> _Task_:
Reproduce all of the data word for word.

> _Extracted entries_:
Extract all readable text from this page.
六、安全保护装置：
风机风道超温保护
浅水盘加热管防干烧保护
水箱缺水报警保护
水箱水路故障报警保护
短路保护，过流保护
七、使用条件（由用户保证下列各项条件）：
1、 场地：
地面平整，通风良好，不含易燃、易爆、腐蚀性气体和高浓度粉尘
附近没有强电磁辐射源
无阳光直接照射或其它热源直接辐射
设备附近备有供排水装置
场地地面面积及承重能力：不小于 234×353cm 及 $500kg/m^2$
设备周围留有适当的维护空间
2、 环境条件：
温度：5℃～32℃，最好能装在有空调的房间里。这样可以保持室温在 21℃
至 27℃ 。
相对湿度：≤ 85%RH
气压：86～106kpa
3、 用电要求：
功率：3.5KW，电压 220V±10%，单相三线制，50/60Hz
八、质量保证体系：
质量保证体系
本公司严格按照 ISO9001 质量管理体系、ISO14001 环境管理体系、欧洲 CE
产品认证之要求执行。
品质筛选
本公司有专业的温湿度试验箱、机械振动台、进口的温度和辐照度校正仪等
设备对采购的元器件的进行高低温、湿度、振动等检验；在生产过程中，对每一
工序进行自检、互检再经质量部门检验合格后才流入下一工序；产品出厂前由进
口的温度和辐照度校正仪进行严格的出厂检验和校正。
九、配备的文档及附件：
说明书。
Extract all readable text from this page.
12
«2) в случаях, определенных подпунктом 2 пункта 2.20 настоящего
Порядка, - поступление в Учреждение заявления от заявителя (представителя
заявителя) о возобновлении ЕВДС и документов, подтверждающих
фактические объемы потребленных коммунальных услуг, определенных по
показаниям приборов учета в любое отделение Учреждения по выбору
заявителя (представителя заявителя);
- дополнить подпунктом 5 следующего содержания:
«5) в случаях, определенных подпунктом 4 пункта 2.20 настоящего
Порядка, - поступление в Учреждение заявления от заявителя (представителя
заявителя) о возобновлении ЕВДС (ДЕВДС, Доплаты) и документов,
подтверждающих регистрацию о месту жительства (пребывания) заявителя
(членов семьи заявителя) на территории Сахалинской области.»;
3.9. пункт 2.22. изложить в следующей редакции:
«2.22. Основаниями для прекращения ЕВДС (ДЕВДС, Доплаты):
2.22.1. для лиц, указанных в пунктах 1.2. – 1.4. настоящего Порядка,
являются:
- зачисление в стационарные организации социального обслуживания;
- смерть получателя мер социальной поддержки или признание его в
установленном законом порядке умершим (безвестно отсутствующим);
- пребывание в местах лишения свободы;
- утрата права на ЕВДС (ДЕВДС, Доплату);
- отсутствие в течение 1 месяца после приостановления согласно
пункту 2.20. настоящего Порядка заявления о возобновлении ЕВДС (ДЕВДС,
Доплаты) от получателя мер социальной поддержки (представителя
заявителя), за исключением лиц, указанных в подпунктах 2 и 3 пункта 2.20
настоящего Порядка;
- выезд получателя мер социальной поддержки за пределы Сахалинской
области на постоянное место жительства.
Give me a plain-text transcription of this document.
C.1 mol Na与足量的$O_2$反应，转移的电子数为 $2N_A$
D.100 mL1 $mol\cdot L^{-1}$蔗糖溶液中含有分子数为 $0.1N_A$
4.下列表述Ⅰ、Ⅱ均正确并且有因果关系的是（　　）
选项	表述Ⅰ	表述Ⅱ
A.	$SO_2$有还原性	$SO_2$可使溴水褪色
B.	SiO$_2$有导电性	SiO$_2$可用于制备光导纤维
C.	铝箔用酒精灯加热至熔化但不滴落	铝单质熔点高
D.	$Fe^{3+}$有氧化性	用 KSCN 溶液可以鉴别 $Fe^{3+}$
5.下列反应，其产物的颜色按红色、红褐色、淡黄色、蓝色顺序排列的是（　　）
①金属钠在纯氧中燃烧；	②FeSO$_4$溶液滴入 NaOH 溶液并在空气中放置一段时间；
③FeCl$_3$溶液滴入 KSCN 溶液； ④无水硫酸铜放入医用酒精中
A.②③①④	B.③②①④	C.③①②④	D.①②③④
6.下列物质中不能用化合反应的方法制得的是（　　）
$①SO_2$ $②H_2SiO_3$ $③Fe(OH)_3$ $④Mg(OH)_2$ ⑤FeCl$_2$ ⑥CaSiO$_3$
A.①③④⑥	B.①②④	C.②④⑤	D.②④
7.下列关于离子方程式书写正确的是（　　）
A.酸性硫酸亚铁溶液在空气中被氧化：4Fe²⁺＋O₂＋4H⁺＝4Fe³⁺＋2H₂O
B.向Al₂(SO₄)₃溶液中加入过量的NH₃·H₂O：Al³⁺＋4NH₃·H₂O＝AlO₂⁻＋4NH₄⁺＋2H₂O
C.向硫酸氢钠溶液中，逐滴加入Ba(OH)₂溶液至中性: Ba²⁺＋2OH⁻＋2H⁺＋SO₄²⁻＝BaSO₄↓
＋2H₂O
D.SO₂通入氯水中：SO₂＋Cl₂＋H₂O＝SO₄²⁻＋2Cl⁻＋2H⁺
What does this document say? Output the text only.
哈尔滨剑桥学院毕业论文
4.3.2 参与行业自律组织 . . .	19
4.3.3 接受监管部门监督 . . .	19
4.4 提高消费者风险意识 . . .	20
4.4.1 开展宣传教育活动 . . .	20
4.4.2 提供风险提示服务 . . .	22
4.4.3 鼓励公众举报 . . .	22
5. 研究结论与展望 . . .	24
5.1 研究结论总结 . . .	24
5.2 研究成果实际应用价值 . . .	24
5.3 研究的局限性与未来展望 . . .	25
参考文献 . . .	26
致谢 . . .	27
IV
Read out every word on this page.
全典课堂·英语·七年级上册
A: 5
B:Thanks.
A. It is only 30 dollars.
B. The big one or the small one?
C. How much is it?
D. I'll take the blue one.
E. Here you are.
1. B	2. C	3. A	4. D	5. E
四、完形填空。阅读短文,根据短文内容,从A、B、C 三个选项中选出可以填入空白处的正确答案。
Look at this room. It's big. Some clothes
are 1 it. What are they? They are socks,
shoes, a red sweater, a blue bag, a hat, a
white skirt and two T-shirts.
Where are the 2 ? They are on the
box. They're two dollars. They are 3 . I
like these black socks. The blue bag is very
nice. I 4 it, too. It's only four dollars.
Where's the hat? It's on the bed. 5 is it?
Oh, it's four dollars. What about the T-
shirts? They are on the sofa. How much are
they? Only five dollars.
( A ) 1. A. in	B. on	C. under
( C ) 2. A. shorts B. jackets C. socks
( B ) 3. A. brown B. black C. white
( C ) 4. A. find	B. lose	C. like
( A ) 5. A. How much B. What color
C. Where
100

> _Task response_:
Extract all readable text from this page.
六、安全保护装置：
风机风道超温保护
浅水盘加热管防干烧保护
水箱缺水报警保护
水箱水路故障报警保护
短路保护，过流保护
七、使用条件（由用户保证下列各项条件）：
1、 场地：
地面平整，通风良好，不含易燃、易爆、腐蚀性气体和高浓度粉尘
附近没有强电磁辐射源
无阳光直接照射或其它热源直接辐射
设备附近备有供排水装置
场地地面面积及承重能力：不小于 234×353cm 及 $500kg/m^2$
设备周围留有适当的维护空间
2、 环境条件：
温度：5℃～32℃，最好能装在有空调的房间里。这样可以保持室温在 21℃
至 27℃ 。
相对湿度：≤ 85%RH
气压：86～106kpa
3、 用电要求：
功率：3.5KW，电压 220V±10%，单相三线制，50/60Hz
八、质量保证体系：
质量保证体系
本公司严格按照 ISO9001 质量管理体系、ISO14001 环境管理体系、欧洲 CE
产品认证之要求执行。
品质筛选
本公司有专业的温湿度试验箱、机械振动台、进口的温度和辐照度校正仪等
设备对采购的元器件的进行高低温、湿度、振动等检验；在生产过程中，对每一
工序进行自检、互检再经质量部门检验合格后才流入下一工序；产品出厂前由进
口的温度和辐照度校正仪进行严格的出厂检验和校正。
九、配备的文档及附件：
说明书。
Extract all readable text from this page.
12
«2) в случаях, определенных подпунктом 2 пункта 2.20 настоящего
Порядка, - поступление в Учреждение заявления от заявителя (представителя
заявителя) о возобновлении ЕВДС и документов, подтверждающих
фактические объемы потребленных коммунальных услуг, определенных по
показаниям приборов учета в любое отделение Учреждения по выбору
заявителя (представителя заявителя);
- дополнить подпунктом 5 следующего содержания:
«5) в случаях, определенных подпунктом 4 пункта 2.20 настоящего
Порядка, - поступление в Учреждение заявления от заявителя (представителя
заявителя) о возобновлении ЕВДС (ДЕВДС, Доплаты) и документов,
подтверждающих регистрацию о месту жительства (пребывания) заявителя
(членов семьи заявителя) на территории Сахалинской области.»;
3.9. пункт 2.22. изложить в следующей редакции:
«2.22. Основаниями для прекращения ЕВДС (ДЕВДС, Доплаты):
2.22.1. для лиц, указанных в пунктах 1.2. – 1.4. настоящего Порядка,
являются:
- зачисление в стационарные организации социального обслуживания;
- смерть получателя мер социальной поддержки или признание его в
установленном законом порядке умершим (безвестно отсутствующим);
- пребывание в местах лишения свободы;
- утрата права на ЕВДС (ДЕВДС, Доплату);
- отсутствие в течение 1 месяца после приостановления согласно
пункту 2.20. настоящего Порядка заявления о возобновлении ЕВДС (ДЕВДС,
Доплаты) от получателя мер социальной поддержки (представителя
заявителя), за исключением лиц, указанных в подпунктах 2 и 3 пункта 2.20
настоящего Порядка;
- выезд получателя мер социальной поддержки за пределы Сахалинской
области на постоянное место жительства.
Give me a plain-text transcription of this document.
C.1 mol Na与足量的$O_2$反应，转移的电子数为 $2N_A$
D.100 mL1 $mol\cdot L^{-1}$蔗糖溶液中含有分子数为 $0.1N_A$
4.下列表述Ⅰ、Ⅱ均正确并且有因果关系的是（　　）
选项	表述Ⅰ	表述Ⅱ
A.	$SO_2$有还原性	$SO_2$可使溴水褪色
B.	SiO$_2$有导电性	SiO$_2$可用于制备光导纤维
C.	铝箔用酒精灯加热至熔化但不滴落	铝单质熔点高
D.	$Fe^{3+}$有氧化性	用 KSCN 溶液可以鉴别 $Fe^{3+}$
5.下列反应，其产物的颜色按红色、红褐色、淡黄色、蓝色顺序排列的是（　　）
①金属钠在纯氧中燃烧；	②FeSO$_4$溶液滴入 NaOH 溶液并在空气中放置一段时间；
③FeCl$_3$溶液滴入 KSCN 溶液； ④无水硫酸铜放入医用酒精中
A.②③①④	B.③②①④	C.③①②④	D.①②③④
6.下列物质中不能用化合反应的方法制得的是（　　）
$①SO_2$ $②H_2SiO_3$ $③Fe(OH)_3$ $④Mg(OH)_2$ ⑤FeCl$_2$ ⑥CaSiO$_3$
A.①③④⑥	B.①②④	C.②④⑤	D.②④
7.下列关于离子方程式书写正确的是（　　）
A.酸性硫酸亚铁溶液在空气中被氧化：4Fe²⁺＋O₂＋4H⁺＝4Fe³⁺＋2H₂O
B.向Al₂(SO₄)₃溶液中加入过量的NH₃·H₂O：Al³⁺＋4NH₃·H₂O＝AlO₂⁻＋4NH₄⁺＋2H₂O
C.向硫酸氢钠溶液中，逐滴加入Ba(OH)₂溶液至中性: Ba²⁺＋2OH⁻＋2H⁺＋SO₄²⁻＝BaSO₄↓
＋2H₂O
D.SO₂通入氯水中：SO₂＋Cl₂＋H₂O＝SO₄²⁻＋2Cl⁻＋2H⁺
What does this document say? Output the text only.
哈尔滨剑桥学院毕业论文
4.3.2 参与行业自律组织 . . .	19
4.3.3 接受监管部门监督 . . .	19
4.4 提高消费者风险意识 . . .	20
4.4.1 开展宣传教育活动 . . .	20
4.4.2 提供风险提示服务 . . .	22
4.4.3 鼓励公众举报 . . .	22
5. 研究结论与展望 . . .	24
5.1 研究结论总结 . . .	24
5.2 研究成果实际应用价值 . . .	24
5.3 研究的局限性与未来展望 . . .	25
参考文献 . . .	26
致谢 . . .	27
IV
Read out every word on this page.
全典课堂·英语·七年级上册
A: 5
B:Thanks.
A. It is only 30 dollars.
B. The big one or the small one?
C. How much is it?
D. I'll take the blue one.
E. Here you are.
1. B	2. C	3. A	4. D	5. E
四、完形填空。阅读短文,根据短文内容,从A、B、C 三个选项中选出可以填入空白处的正确答案。
Look at this room. It's big. Some clothes
are 1 it. What are they? They are socks,
shoes, a red sweater, a blue bag, a hat, a
white skirt and two T-shirts.
Where are the 2 ? They are on the
box. They're two dollars. They are 3 . I
like these black socks. The blue bag is very
nice. I 4 it, too. It's only four dollars.
Where's the hat? It's on the bed. 5 is it?
Oh, it's four dollars. What about the T-
shirts? They are on the sofa. How much are
they? Only five dollars.
( A ) 1. A. in	B. on	C. under
( C ) 2. A. shorts B. jackets C. socks
( B ) 3. A. brown B. black C. white
( C ) 4. A. find	B. lose	C. like
( A ) 5. A. How much B. What color
C. Where
100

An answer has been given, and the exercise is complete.